WHAT YOU SHOULD DO: Return every record below exactly as written, omitting any pictures.
=-=-=-=-=
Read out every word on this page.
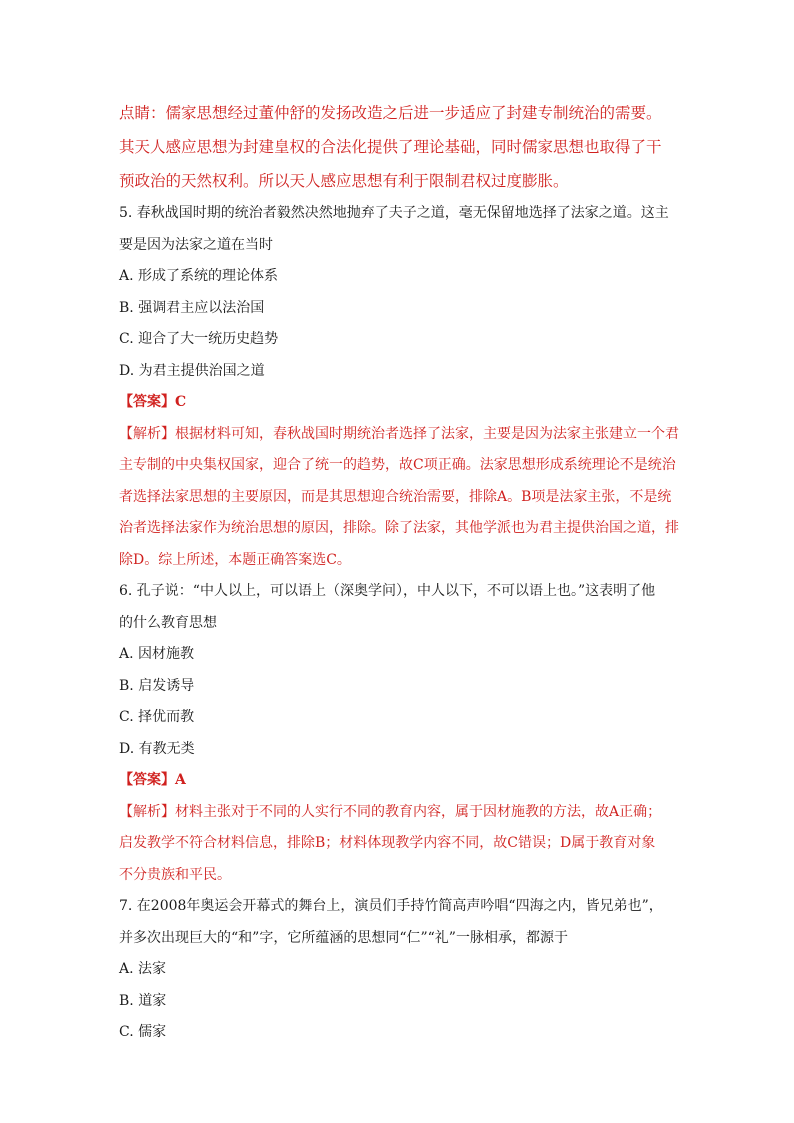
点睛：儒家思想经过董仲舒的发扬改造之后进一步适应了封建专制统治的需要。
其天人感应思想为封建皇权的合法化提供了理论基础，同时儒家思想也取得了干
预政治的天然权利。所以天人感应思想有利于限制君权过度膨胀。
5. 春秋战国时期的统治者毅然决然地抛弃了夫子之道，毫无保留地选择了法家之道。这主
要是因为法家之道在当时
A. 形成了系统的理论体系
B. 强调君主应以法治国
C. 迎合了大一统历史趋势
D. 为君主提供治国之道
【答案】C
【解析】根据材料可知，春秋战国时期统治者选择了法家，主要是因为法家主张建立一个君
主专制的中央集权国家，迎合了统一的趋势，故C项正确。法家思想形成系统理论不是统治
者选择法家思想的主要原因，而是其思想迎合统治需要，排除A。B项是法家主张，不是统
治者选择法家作为统治思想的原因，排除。除了法家，其他学派也为君主提供治国之道，排
除D。综上所述，本题正确答案选C。
6. 孔子说：“中人以上，可以语上（深奥学问），中人以下，不可以语上也。”这表明了他
的什么教育思想
A. 因材施教
B. 启发诱导
C. 择优而教
D. 有教无类
【答案】A
【解析】材料主张对于不同的人实行不同的教育内容，属于因材施教的方法，故A正确；
启发教学不符合材料信息，排除B；材料体现教学内容不同，故C错误；D属于教育对象
不分贵族和平民。
7. 在2008年奥运会开幕式的舞台上，演员们手持竹简高声吟唱“四海之内，皆兄弟也”，
并多次出现巨大的“和”字，它所蕴涵的思想同“仁”“礼”一脉相承，都源于
A. 法家
B. 道家
C. 儒家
=-=-=-=-=
RESPONSE FOR THIS EXERCISE:
Read out every word on this page.
点睛：儒家思想经过董仲舒的发扬改造之后进一步适应了封建专制统治的需要。
其天人感应思想为封建皇权的合法化提供了理论基础，同时儒家思想也取得了干
预政治的天然权利。所以天人感应思想有利于限制君权过度膨胀。
5. 春秋战国时期的统治者毅然决然地抛弃了夫子之道，毫无保留地选择了法家之道。这主
要是因为法家之道在当时
A. 形成了系统的理论体系
B. 强调君主应以法治国
C. 迎合了大一统历史趋势
D. 为君主提供治国之道
【答案】C
【解析】根据材料可知，春秋战国时期统治者选择了法家，主要是因为法家主张建立一个君
主专制的中央集权国家，迎合了统一的趋势，故C项正确。法家思想形成系统理论不是统治
者选择法家思想的主要原因，而是其思想迎合统治需要，排除A。B项是法家主张，不是统
治者选择法家作为统治思想的原因，排除。除了法家，其他学派也为君主提供治国之道，排
除D。综上所述，本题正确答案选C。
6. 孔子说：“中人以上，可以语上（深奥学问），中人以下，不可以语上也。”这表明了他
的什么教育思想
A. 因材施教
B. 启发诱导
C. 择优而教
D. 有教无类
【答案】A
【解析】材料主张对于不同的人实行不同的教育内容，属于因材施教的方法，故A正确；
启发教学不符合材料信息，排除B；材料体现教学内容不同，故C错误；D属于教育对象
不分贵族和平民。
7. 在2008年奥运会开幕式的舞台上，演员们手持竹简高声吟唱“四海之内，皆兄弟也”，
并多次出现巨大的“和”字，它所蕴涵的思想同“仁”“礼”一脉相承，都源于
A. 法家
B. 道家
C. 儒家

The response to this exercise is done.